_Written request_. Give every line of the material again, exactly as written.

(Excerpts from a figure dataset)
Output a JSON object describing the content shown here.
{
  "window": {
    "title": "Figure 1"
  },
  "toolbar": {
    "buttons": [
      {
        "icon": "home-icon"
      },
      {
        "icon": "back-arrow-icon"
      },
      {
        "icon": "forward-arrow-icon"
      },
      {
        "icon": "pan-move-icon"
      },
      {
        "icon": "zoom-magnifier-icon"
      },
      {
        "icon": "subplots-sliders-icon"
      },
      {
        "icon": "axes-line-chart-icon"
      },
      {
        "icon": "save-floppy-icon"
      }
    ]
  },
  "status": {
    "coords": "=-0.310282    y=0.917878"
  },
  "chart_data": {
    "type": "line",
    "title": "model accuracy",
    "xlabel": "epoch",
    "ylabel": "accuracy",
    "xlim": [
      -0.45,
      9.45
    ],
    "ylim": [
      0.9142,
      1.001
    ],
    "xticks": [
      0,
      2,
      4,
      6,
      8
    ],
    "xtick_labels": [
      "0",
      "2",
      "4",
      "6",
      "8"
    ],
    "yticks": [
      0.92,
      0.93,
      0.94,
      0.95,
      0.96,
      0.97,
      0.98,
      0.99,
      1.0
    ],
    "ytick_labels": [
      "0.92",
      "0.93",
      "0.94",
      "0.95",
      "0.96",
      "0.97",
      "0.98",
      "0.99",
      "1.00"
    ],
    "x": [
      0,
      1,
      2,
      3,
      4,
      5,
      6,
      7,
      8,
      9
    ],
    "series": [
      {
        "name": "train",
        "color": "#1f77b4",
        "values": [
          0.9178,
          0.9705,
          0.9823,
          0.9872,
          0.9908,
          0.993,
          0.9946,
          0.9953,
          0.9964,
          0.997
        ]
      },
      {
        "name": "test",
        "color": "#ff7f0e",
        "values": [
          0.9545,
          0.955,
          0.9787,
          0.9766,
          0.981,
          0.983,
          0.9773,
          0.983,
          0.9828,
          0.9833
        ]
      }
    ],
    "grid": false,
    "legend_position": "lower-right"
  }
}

_Output for this exercise_.
Output a JSON object describing the content shown here.
{
  "window": {
    "title": "Figure 1"
  },
  "toolbar": {
    "buttons": [
      {
        "icon": "home-icon"
      },
      {
        "icon": "back-arrow-icon"
      },
      {
        "icon": "forward-arrow-icon"
      },
      {
        "icon": "pan-move-icon"
      },
      {
        "icon": "zoom-magnifier-icon"
      },
      {
        "icon": "subplots-sliders-icon"
      },
      {
        "icon": "axes-line-chart-icon"
      },
      {
        "icon": "save-floppy-icon"
      }
    ]
  },
  "status": {
    "coords": "=-0.310282    y=0.917878"
  },
  "chart_data": {
    "type": "line",
    "title": "model accuracy",
    "xlabel": "epoch",
    "ylabel": "accuracy",
    "xlim": [
      -0.45,
      9.45
    ],
    "ylim": [
      0.9142,
      1.001
    ],
    "xticks": [
      0,
      2,
      4,
      6,
      8
    ],
    "xtick_labels": [
      "0",
      "2",
      "4",
      "6",
      "8"
    ],
    "yticks": [
      0.92,
      0.93,
      0.94,
      0.95,
      0.96,
      0.97,
      0.98,
      0.99,
      1.0
    ],
    "ytick_labels": [
      "0.92",
      "0.93",
      "0.94",
      "0.95",
      "0.96",
      "0.97",
      "0.98",
      "0.99",
      "1.00"
    ],
    "x": [
      0,
      1,
      2,
      3,
      4,
      5,
      6,
      7,
      8,
      9
    ],
    "series": [
      {
        "name": "train",
        "color": "#1f77b4",
        "values": [
          0.9178,
          0.9705,
          0.9823,
          0.9872,
          0.9908,
          0.993,
          0.9946,
          0.9953,
          0.9964,
          0.997
        ]
      },
      {
        "name": "test",
        "color": "#ff7f0e",
        "values": [
          0.9545,
          0.955,
          0.9787,
          0.9766,
          0.981,
          0.983,
          0.9773,
          0.983,
          0.9828,
          0.9833
        ]
      }
    ],
    "grid": false,
    "legend_position": "lower-right"
  }
}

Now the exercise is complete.